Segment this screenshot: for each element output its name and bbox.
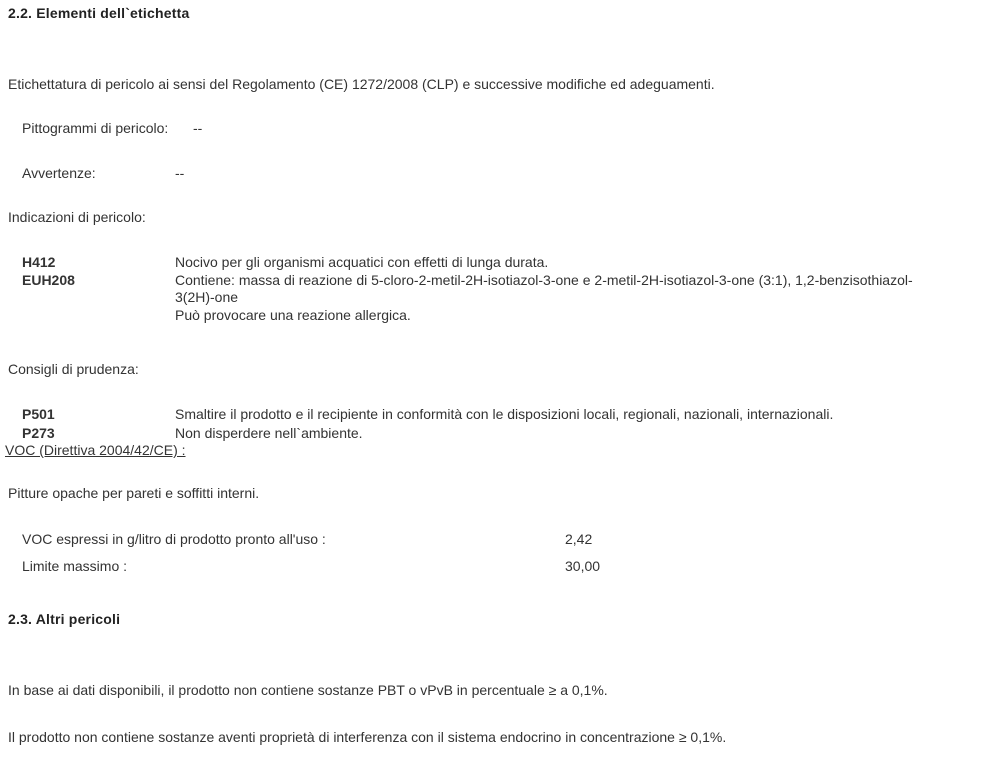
...
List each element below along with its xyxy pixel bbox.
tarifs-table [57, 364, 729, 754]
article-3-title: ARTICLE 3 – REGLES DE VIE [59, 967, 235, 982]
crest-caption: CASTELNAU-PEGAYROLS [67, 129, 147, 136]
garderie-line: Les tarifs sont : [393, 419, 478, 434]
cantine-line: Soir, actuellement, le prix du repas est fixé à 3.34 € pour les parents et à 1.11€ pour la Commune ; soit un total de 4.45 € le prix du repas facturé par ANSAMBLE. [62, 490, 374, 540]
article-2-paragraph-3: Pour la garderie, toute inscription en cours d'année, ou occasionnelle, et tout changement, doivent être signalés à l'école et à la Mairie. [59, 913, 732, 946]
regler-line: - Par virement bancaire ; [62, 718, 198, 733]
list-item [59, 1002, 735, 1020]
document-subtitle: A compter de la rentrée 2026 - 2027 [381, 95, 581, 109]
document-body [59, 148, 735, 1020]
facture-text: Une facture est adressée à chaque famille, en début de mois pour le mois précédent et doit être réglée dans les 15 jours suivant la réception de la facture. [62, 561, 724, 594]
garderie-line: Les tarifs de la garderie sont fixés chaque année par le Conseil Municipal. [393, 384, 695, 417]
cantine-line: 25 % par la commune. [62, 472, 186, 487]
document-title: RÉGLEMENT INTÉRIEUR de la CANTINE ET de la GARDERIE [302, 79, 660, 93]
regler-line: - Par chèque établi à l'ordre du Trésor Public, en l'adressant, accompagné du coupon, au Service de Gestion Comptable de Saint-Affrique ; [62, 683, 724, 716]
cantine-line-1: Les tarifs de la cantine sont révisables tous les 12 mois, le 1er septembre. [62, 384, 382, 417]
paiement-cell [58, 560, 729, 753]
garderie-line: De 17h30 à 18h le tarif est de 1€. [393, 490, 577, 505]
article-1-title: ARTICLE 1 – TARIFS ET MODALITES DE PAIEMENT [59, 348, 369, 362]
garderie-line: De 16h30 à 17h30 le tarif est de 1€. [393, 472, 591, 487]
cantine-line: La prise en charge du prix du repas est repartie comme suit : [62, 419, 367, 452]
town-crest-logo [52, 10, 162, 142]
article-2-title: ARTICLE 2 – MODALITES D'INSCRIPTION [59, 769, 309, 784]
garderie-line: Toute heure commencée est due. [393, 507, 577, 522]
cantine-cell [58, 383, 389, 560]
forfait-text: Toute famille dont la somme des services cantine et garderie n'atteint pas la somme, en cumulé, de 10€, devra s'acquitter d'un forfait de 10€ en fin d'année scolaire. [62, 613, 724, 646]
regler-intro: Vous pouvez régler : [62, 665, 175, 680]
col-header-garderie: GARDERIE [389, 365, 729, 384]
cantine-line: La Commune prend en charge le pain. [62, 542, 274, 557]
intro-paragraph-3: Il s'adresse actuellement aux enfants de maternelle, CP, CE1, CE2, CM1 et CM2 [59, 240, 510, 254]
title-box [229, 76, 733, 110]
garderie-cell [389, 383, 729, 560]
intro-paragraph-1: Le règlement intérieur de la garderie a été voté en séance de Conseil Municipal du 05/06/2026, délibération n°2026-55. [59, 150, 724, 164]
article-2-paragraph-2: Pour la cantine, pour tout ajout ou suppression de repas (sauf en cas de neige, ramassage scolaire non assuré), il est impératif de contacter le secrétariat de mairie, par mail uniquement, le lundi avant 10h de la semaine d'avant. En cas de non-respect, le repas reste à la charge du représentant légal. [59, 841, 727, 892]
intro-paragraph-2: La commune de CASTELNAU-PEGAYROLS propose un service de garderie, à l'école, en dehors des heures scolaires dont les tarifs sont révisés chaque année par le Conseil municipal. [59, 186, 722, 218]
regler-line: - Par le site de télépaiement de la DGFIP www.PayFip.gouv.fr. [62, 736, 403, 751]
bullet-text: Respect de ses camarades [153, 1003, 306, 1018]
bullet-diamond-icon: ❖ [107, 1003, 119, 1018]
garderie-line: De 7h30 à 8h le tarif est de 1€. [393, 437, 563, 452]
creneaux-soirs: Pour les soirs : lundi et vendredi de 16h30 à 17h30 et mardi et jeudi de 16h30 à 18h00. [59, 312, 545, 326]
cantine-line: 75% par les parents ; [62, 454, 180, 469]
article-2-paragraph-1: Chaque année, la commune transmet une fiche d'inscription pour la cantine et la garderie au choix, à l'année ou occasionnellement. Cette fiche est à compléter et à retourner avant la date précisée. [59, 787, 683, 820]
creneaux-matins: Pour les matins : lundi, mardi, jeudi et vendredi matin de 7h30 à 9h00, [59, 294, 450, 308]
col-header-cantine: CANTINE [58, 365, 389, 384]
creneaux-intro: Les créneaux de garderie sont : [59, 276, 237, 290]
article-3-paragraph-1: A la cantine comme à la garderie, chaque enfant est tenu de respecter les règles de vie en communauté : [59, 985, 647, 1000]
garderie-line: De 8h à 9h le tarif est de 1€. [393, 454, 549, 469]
==
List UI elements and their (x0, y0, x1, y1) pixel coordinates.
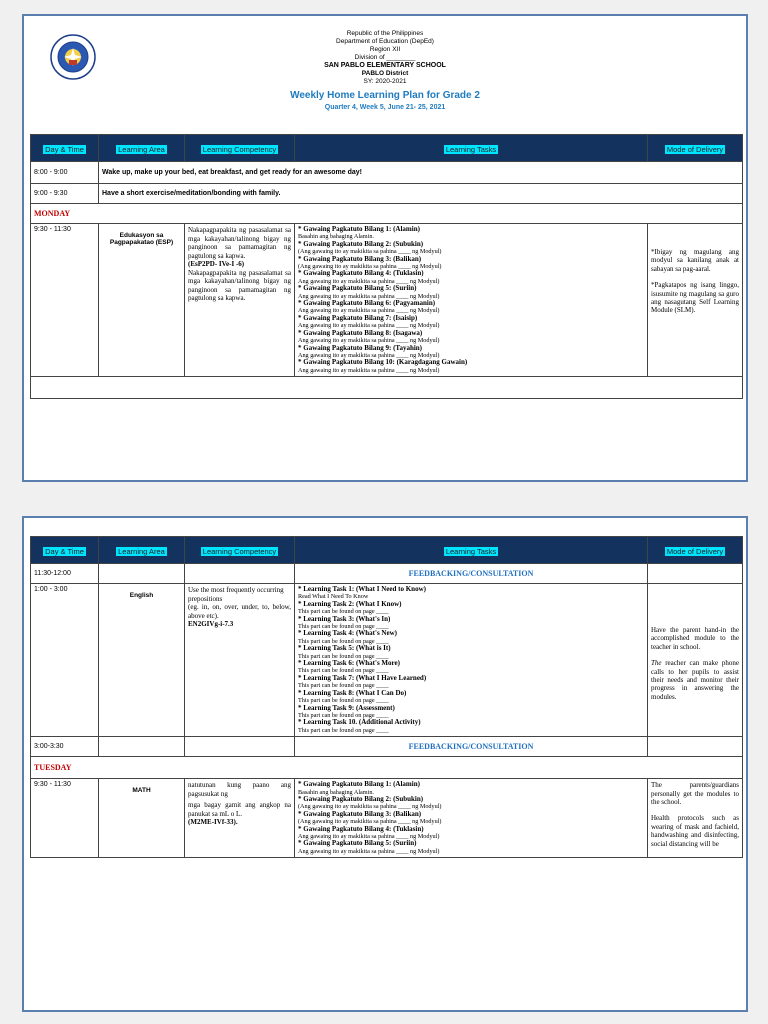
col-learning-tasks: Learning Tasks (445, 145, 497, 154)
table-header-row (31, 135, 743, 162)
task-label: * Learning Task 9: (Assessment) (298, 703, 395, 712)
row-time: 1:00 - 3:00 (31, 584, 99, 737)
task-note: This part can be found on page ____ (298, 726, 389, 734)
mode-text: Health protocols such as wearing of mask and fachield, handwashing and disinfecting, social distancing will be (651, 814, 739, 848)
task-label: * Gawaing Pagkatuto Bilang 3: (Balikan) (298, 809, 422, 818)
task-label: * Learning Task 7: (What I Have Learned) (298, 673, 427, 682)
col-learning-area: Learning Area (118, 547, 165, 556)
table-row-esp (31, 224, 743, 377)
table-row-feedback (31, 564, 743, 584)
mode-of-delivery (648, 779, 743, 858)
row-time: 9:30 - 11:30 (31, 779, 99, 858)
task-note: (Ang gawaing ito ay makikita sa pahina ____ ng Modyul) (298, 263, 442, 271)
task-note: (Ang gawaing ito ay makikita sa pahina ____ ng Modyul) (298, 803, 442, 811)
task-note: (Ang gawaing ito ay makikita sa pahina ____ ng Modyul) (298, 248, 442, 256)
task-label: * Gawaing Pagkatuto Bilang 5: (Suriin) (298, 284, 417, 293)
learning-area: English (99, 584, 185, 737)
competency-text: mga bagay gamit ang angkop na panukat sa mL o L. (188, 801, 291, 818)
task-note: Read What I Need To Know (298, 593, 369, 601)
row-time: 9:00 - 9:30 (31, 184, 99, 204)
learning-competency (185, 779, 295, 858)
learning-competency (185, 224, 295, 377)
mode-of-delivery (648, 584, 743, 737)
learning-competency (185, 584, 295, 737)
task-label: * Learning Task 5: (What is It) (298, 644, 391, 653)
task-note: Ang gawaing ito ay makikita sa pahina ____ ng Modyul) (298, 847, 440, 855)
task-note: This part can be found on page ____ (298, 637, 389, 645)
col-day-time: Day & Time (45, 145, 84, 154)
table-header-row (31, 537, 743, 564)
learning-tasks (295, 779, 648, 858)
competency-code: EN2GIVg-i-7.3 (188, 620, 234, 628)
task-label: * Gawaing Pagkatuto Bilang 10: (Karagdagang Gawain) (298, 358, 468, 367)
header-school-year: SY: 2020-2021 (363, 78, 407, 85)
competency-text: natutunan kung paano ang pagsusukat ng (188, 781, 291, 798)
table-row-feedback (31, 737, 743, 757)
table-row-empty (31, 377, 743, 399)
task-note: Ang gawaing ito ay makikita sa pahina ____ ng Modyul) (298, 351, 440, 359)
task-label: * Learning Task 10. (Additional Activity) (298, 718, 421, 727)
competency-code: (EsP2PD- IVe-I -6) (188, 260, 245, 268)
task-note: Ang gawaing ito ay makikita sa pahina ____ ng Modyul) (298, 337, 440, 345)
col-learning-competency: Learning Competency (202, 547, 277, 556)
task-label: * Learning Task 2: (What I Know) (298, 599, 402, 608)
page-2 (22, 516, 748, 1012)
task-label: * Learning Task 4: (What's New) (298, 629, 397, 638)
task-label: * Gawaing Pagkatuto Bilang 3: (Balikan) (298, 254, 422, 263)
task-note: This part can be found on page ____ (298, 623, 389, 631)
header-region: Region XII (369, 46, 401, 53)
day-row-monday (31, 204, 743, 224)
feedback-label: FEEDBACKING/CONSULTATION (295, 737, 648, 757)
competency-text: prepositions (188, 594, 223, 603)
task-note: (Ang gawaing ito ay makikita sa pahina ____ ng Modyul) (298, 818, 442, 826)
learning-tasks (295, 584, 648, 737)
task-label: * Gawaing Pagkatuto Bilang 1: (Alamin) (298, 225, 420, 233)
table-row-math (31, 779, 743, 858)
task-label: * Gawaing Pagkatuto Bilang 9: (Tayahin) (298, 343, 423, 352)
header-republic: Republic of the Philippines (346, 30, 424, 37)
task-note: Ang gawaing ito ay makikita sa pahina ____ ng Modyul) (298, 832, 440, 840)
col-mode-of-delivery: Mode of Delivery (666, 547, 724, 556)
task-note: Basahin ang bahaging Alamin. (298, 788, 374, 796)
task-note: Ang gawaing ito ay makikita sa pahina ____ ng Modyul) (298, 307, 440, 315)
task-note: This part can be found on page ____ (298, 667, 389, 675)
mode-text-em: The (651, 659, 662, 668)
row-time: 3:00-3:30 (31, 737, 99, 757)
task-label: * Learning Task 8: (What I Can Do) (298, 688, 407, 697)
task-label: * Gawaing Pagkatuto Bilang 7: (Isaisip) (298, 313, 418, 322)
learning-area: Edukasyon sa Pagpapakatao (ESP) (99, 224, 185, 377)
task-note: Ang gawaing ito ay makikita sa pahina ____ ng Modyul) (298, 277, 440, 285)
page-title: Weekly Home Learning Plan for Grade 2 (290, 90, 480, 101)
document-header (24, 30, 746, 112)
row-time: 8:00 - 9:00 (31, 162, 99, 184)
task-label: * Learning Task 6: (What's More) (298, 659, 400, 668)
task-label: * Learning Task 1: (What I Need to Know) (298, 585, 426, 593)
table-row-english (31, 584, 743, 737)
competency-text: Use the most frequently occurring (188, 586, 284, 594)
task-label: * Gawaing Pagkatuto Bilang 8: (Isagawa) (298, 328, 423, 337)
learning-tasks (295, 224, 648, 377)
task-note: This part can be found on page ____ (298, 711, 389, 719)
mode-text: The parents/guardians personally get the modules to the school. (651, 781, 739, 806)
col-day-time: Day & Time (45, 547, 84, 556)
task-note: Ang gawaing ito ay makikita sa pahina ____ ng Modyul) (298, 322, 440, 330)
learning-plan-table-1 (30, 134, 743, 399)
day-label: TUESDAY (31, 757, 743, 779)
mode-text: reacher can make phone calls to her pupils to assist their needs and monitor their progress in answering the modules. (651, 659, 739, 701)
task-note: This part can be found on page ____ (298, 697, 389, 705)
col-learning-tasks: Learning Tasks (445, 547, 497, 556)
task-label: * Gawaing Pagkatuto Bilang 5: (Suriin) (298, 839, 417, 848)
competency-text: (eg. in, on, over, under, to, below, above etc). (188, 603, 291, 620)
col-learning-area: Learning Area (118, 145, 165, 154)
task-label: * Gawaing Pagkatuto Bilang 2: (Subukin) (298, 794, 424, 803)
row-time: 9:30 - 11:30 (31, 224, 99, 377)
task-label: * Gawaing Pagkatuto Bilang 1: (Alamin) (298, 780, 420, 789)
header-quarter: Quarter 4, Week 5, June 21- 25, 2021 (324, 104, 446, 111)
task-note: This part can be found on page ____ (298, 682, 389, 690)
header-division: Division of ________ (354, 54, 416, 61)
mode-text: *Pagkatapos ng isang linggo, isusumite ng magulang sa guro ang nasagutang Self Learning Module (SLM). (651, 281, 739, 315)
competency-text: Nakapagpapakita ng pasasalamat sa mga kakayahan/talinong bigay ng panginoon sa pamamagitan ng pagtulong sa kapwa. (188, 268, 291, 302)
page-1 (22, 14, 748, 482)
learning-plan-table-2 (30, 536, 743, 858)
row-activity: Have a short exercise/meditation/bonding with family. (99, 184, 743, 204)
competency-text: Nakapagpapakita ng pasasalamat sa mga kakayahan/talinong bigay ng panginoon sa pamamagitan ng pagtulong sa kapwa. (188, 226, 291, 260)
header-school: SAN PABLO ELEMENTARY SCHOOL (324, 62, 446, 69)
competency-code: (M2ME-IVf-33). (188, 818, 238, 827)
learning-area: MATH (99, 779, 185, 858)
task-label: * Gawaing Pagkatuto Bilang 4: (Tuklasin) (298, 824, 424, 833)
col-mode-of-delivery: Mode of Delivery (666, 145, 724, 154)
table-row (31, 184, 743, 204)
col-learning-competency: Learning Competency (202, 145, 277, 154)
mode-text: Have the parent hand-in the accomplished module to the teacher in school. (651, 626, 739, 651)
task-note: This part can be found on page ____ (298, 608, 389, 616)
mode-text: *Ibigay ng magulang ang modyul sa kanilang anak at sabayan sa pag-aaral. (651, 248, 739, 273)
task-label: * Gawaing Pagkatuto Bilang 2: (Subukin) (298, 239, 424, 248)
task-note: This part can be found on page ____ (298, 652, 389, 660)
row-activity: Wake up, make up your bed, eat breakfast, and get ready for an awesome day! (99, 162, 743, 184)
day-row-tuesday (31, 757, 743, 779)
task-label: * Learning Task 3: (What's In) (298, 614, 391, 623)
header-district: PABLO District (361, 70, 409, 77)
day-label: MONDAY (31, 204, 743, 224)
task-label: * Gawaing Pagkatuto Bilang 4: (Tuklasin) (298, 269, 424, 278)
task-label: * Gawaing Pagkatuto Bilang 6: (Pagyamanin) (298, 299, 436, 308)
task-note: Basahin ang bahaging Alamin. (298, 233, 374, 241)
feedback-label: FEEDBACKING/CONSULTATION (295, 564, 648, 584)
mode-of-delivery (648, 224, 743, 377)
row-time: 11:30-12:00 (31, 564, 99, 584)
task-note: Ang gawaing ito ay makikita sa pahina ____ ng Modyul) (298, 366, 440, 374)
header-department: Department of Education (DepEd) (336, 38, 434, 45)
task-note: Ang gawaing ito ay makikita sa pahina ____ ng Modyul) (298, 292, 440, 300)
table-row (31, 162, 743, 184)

▶ _PROBLEM DESCRIPTION_
Format the material above, from the line with "List each element" to the line with "garderie-line: Les tarifs sont", as a numbered list with blank lines left out.

▶ _FINAL RESULT_
1. List each element below along with its xyxy pixel bbox.
2. tarifs-table [57, 364, 729, 754]
3. article-3-title: ARTICLE 3 – REGLES DE VIE [59, 967, 235, 982]
4. crest-caption: CASTELNAU-PEGAYROLS [67, 129, 147, 136]
5. garderie-line: Les tarifs sont : [393, 419, 478, 434]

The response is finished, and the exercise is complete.